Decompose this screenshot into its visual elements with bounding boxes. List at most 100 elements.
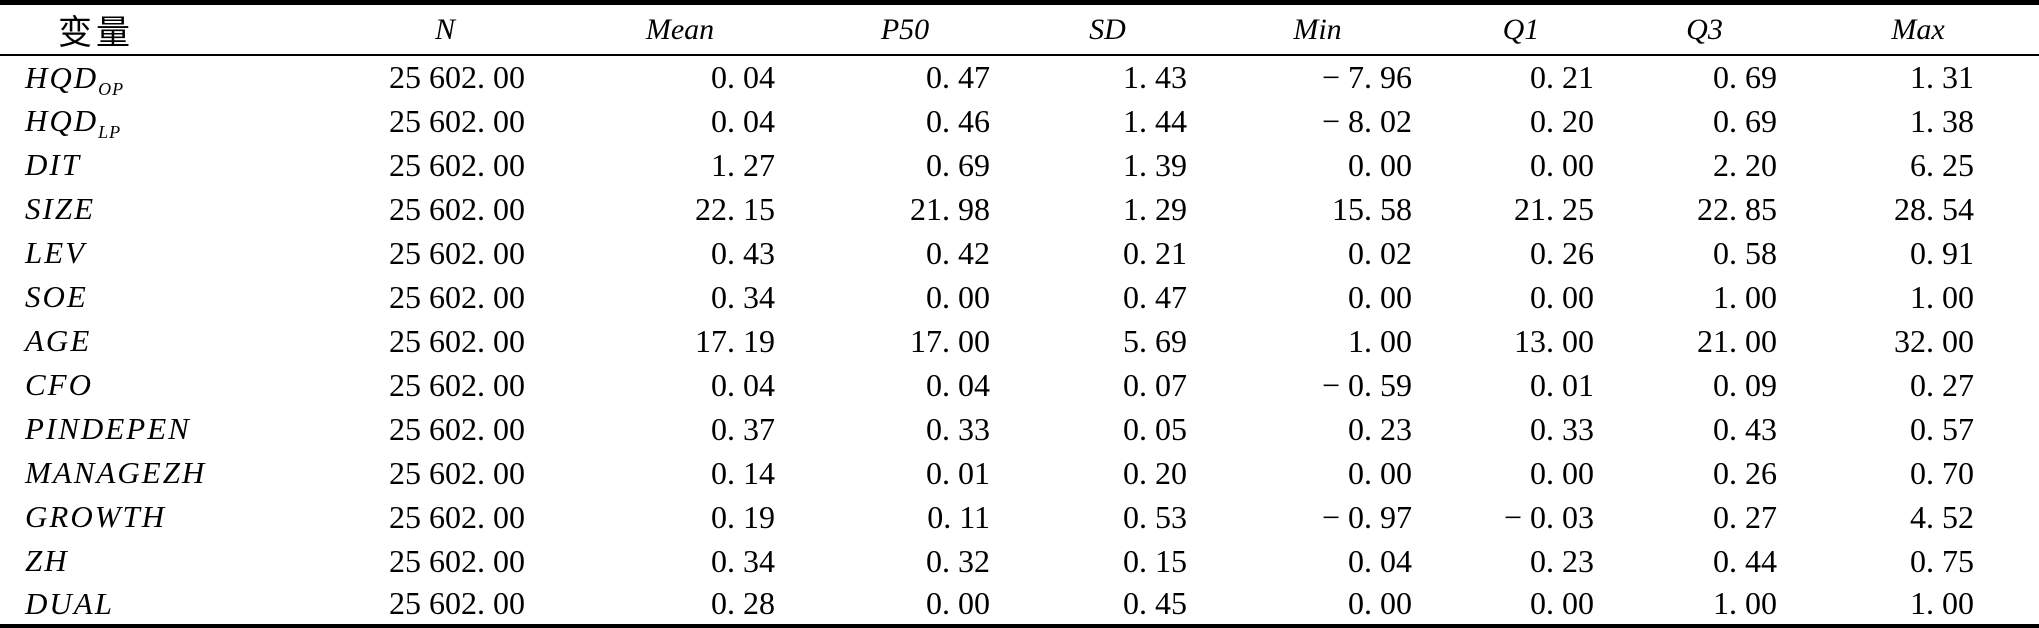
cell-p50: 21. 98: [910, 190, 990, 227]
cell-mean: 0. 19: [711, 498, 775, 535]
cell-mean: 0. 04: [711, 59, 775, 95]
column-header-sd: SD: [1089, 12, 1126, 46]
cell-max: 0. 75: [1910, 542, 1974, 579]
cell-q1: 0. 33: [1530, 410, 1594, 447]
cell-q3: 0. 09: [1713, 366, 1777, 403]
column-header-min: Min: [1293, 12, 1342, 46]
cell-q1: 13. 00: [1514, 322, 1594, 359]
row-label: MANAGEZH: [0, 451, 330, 495]
cell-min: − 0. 97: [1321, 498, 1412, 535]
row-label: AGE: [0, 319, 330, 363]
cell-p50: 0. 69: [926, 146, 990, 183]
cell-mean: 0. 04: [711, 102, 775, 139]
cell-min: − 0. 59: [1321, 366, 1412, 403]
variable-name: PINDEPEN: [25, 411, 191, 446]
table-body: HQDOP 25 602. 00 0. 04 0. 47 1. 43− 7. 96 0. …: [0, 55, 2039, 627]
cell-max: 28. 54: [1894, 190, 1974, 227]
cell-sd: 1. 44: [1123, 102, 1187, 139]
row-label: PINDEPEN: [0, 407, 330, 451]
variable-name: SOE: [25, 279, 88, 314]
cell-q3: 0. 26: [1713, 454, 1777, 491]
variable-name: ZH: [25, 543, 69, 578]
column-header-n: N: [434, 12, 455, 46]
cell-mean: 0. 37: [711, 410, 775, 447]
row-label: GROWTH: [0, 495, 330, 539]
cell-sd: 0. 05: [1123, 410, 1187, 447]
cell-q3: 1. 00: [1713, 585, 1777, 621]
cell-q1: 0. 00: [1530, 278, 1594, 315]
cell-q1: 0. 21: [1530, 59, 1594, 95]
column-header-p50: P50: [880, 12, 930, 46]
cell-p50: 17. 00: [910, 322, 990, 359]
cell-q3: 22. 85: [1697, 190, 1777, 227]
cell-min: 0. 00: [1348, 278, 1412, 315]
row-label: DIT: [0, 143, 330, 187]
column-header-max: Max: [1891, 12, 1945, 46]
cell-n: 25 602. 00: [389, 366, 525, 403]
cell-max: 0. 91: [1910, 234, 1974, 271]
column-header-q3: Q3: [1686, 12, 1723, 46]
cell-max: 4. 52: [1910, 498, 1974, 535]
cell-q3: 0. 27: [1713, 498, 1777, 535]
cell-sd: 0. 20: [1123, 454, 1187, 491]
cell-max: 0. 27: [1910, 366, 1974, 403]
header-row: 变量 N Mean P50 SD Min Q1 Q3 Max: [0, 3, 2039, 55]
cell-p50: 0. 46: [926, 102, 990, 139]
variable-name: HQD: [25, 103, 99, 138]
cell-q1: 21. 25: [1514, 190, 1594, 227]
row-label: HQDLP: [0, 99, 330, 143]
variable-name: GROWTH: [25, 499, 167, 534]
cell-max: 1. 38: [1910, 102, 1974, 139]
cell-n: 25 602. 00: [389, 190, 525, 227]
cell-q1: 0. 20: [1530, 102, 1594, 139]
cell-mean: 0. 43: [711, 234, 775, 271]
cell-min: − 7. 96: [1321, 59, 1412, 95]
cell-p50: 0. 42: [926, 234, 990, 271]
cell-n: 25 602. 00: [389, 322, 525, 359]
cell-q3: 0. 43: [1713, 410, 1777, 447]
cell-max: 6. 25: [1910, 146, 1974, 183]
variable-name: DIT: [25, 147, 81, 182]
cell-mean: 0. 34: [711, 278, 775, 315]
cell-p50: 0. 33: [926, 410, 990, 447]
table-row: HQDOP 25 602. 00 0. 04 0. 47 1. 43 − 7. 96 0. …: [0, 55, 2039, 99]
cell-sd: 0. 15: [1123, 542, 1187, 579]
variable-name: LEV: [25, 235, 87, 270]
cell-sd: 0. 21: [1123, 234, 1187, 271]
row-label: HQDOP: [0, 55, 330, 99]
cell-q3: 0. 44: [1713, 542, 1777, 579]
row-label: ZH: [0, 539, 330, 583]
variable-subscript: OP: [98, 78, 125, 99]
cell-n: 25 602. 00: [389, 585, 525, 621]
row-label: SOE: [0, 275, 330, 319]
variable-name: SIZE: [25, 191, 95, 226]
cell-mean: 1. 27: [711, 146, 775, 183]
cell-mean: 0. 34: [711, 542, 775, 579]
cell-q1: 0. 00: [1530, 454, 1594, 491]
cell-q1: 0. 23: [1530, 542, 1594, 579]
cell-q1: 0. 26: [1530, 234, 1594, 271]
cell-sd: 1. 39: [1123, 146, 1187, 183]
variable-name: HQD: [25, 59, 99, 95]
cell-mean: 22. 15: [695, 190, 775, 227]
cell-max: 0. 57: [1910, 410, 1974, 447]
table-row: PINDEPEN 25 602. 00 0. 37 0. 33 0. 05 0. 23 0.…: [0, 407, 2039, 451]
row-label: CFO: [0, 363, 330, 407]
cell-min: 0. 02: [1348, 234, 1412, 271]
cell-p50: 0. 00: [926, 585, 990, 621]
table-row: ZH 25 602. 00 0. 34 0. 32 0. 15 0. 04 0. 23 0. …: [0, 539, 2039, 583]
column-header-mean: Mean: [645, 12, 715, 46]
cell-p50: 0. 11: [927, 498, 990, 535]
table-row: CFO 25 602. 00 0. 04 0. 04 0. 07 − 0. 59 0. 01…: [0, 363, 2039, 407]
cell-p50: 0. 01: [926, 454, 990, 491]
cell-sd: 0. 45: [1123, 585, 1187, 621]
cell-max: 0. 70: [1910, 454, 1974, 491]
cell-mean: 0. 04: [711, 366, 775, 403]
cell-n: 25 602. 00: [389, 454, 525, 491]
cell-max: 1. 00: [1910, 278, 1974, 315]
cell-p50: 0. 47: [926, 59, 990, 95]
table-row: HQDLP 25 602. 00 0. 04 0. 46 1. 44 − 8. 02 0. …: [0, 99, 2039, 143]
cell-p50: 0. 00: [926, 278, 990, 315]
cell-min: 0. 00: [1348, 585, 1412, 621]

### AIM OF THE EXERCISE:
Rewrite the material above, putting "row-title" in place of every "row-label" and changing nothing else. Leave the pictures out of your answer.

### CORRECT RESULT:
Decompose this screenshot into its visual elements with bounding boxes. List at most 100 elements.
cell-p50: 21. 98: [910, 190, 990, 227]
cell-mean: 0. 19: [711, 498, 775, 535]
cell-mean: 0. 04: [711, 59, 775, 95]
column-header-sd: SD: [1089, 12, 1126, 46]
cell-max: 0. 75: [1910, 542, 1974, 579]
cell-q1: 0. 33: [1530, 410, 1594, 447]
cell-q3: 0. 09: [1713, 366, 1777, 403]
column-header-min: Min: [1293, 12, 1342, 46]
cell-q1: 13. 00: [1514, 322, 1594, 359]
row-title: MANAGEZH: [0, 451, 330, 495]
cell-min: − 0. 97: [1321, 498, 1412, 535]
row-title: AGE: [0, 319, 330, 363]
cell-p50: 0. 69: [926, 146, 990, 183]
cell-mean: 0. 04: [711, 102, 775, 139]
cell-min: − 0. 59: [1321, 366, 1412, 403]
variable-name: PINDEPEN: [25, 411, 191, 446]
table-body: HQDOP 25 602. 00 0. 04 0. 47 1. 43− 7. 96 0. …: [0, 55, 2039, 627]
cell-max: 28. 54: [1894, 190, 1974, 227]
cell-sd: 1. 44: [1123, 102, 1187, 139]
row-title: PINDEPEN: [0, 407, 330, 451]
variable-name: SOE: [25, 279, 88, 314]
cell-q3: 0. 26: [1713, 454, 1777, 491]
variable-name: ZH: [25, 543, 69, 578]
column-header-n: N: [434, 12, 455, 46]
cell-mean: 0. 37: [711, 410, 775, 447]
row-title: GROWTH: [0, 495, 330, 539]
cell-sd: 0. 05: [1123, 410, 1187, 447]
cell-q3: 1. 00: [1713, 585, 1777, 621]
cell-q1: 0. 00: [1530, 278, 1594, 315]
cell-q1: 0. 21: [1530, 59, 1594, 95]
column-header-p50: P50: [880, 12, 930, 46]
cell-p50: 17. 00: [910, 322, 990, 359]
cell-q3: 22. 85: [1697, 190, 1777, 227]
cell-min: 0. 00: [1348, 278, 1412, 315]
row-title: DIT: [0, 143, 330, 187]
column-header-max: Max: [1891, 12, 1945, 46]
cell-n: 25 602. 00: [389, 366, 525, 403]
cell-max: 0. 91: [1910, 234, 1974, 271]
column-header-q3: Q3: [1686, 12, 1723, 46]
cell-max: 4. 52: [1910, 498, 1974, 535]
cell-q3: 0. 27: [1713, 498, 1777, 535]
cell-sd: 0. 20: [1123, 454, 1187, 491]
cell-max: 0. 27: [1910, 366, 1974, 403]
header-row: 变量 N Mean P50 SD Min Q1 Q3 Max: [0, 3, 2039, 55]
cell-p50: 0. 46: [926, 102, 990, 139]
variable-name: HQD: [25, 103, 99, 138]
cell-q1: 21. 25: [1514, 190, 1594, 227]
row-title: HQDLP: [0, 99, 330, 143]
variable-name: GROWTH: [25, 499, 167, 534]
cell-max: 1. 38: [1910, 102, 1974, 139]
cell-n: 25 602. 00: [389, 190, 525, 227]
cell-q1: 0. 20: [1530, 102, 1594, 139]
cell-mean: 0. 43: [711, 234, 775, 271]
cell-min: − 7. 96: [1321, 59, 1412, 95]
cell-p50: 0. 42: [926, 234, 990, 271]
cell-n: 25 602. 00: [389, 322, 525, 359]
cell-q3: 0. 43: [1713, 410, 1777, 447]
cell-max: 6. 25: [1910, 146, 1974, 183]
variable-name: DIT: [25, 147, 81, 182]
cell-mean: 0. 34: [711, 278, 775, 315]
cell-p50: 0. 33: [926, 410, 990, 447]
table-row: HQDOP 25 602. 00 0. 04 0. 47 1. 43 − 7. 96 0. …: [0, 55, 2039, 99]
cell-sd: 0. 15: [1123, 542, 1187, 579]
variable-name: LEV: [25, 235, 87, 270]
cell-sd: 0. 21: [1123, 234, 1187, 271]
row-title: HQDOP: [0, 55, 330, 99]
cell-q3: 0. 44: [1713, 542, 1777, 579]
row-title: ZH: [0, 539, 330, 583]
variable-subscript: OP: [98, 78, 125, 99]
cell-n: 25 602. 00: [389, 585, 525, 621]
row-title: SOE: [0, 275, 330, 319]
variable-name: SIZE: [25, 191, 95, 226]
cell-mean: 1. 27: [711, 146, 775, 183]
cell-mean: 0. 34: [711, 542, 775, 579]
cell-q1: 0. 00: [1530, 454, 1594, 491]
cell-q1: 0. 23: [1530, 542, 1594, 579]
cell-q1: 0. 26: [1530, 234, 1594, 271]
cell-sd: 1. 39: [1123, 146, 1187, 183]
variable-name: HQD: [25, 59, 99, 95]
cell-mean: 22. 15: [695, 190, 775, 227]
cell-max: 0. 57: [1910, 410, 1974, 447]
table-row: PINDEPEN 25 602. 00 0. 37 0. 33 0. 05 0. 23 0.…: [0, 407, 2039, 451]
row-title: CFO: [0, 363, 330, 407]
cell-min: 0. 02: [1348, 234, 1412, 271]
cell-p50: 0. 00: [926, 585, 990, 621]
table-row: ZH 25 602. 00 0. 34 0. 32 0. 15 0. 04 0. 23 0. …: [0, 539, 2039, 583]
column-header-mean: Mean: [645, 12, 715, 46]
cell-p50: 0. 11: [927, 498, 990, 535]
table-row: CFO 25 602. 00 0. 04 0. 04 0. 07 − 0. 59 0. 01…: [0, 363, 2039, 407]
cell-p50: 0. 01: [926, 454, 990, 491]
cell-sd: 0. 45: [1123, 585, 1187, 621]
cell-max: 0. 70: [1910, 454, 1974, 491]
cell-mean: 0. 04: [711, 366, 775, 403]
cell-n: 25 602. 00: [389, 454, 525, 491]
cell-max: 1. 00: [1910, 278, 1974, 315]
cell-p50: 0. 47: [926, 59, 990, 95]
table-row: HQDLP 25 602. 00 0. 04 0. 46 1. 44 − 8. 02 0. …: [0, 99, 2039, 143]
cell-p50: 0. 00: [926, 278, 990, 315]
cell-min: 0. 00: [1348, 585, 1412, 621]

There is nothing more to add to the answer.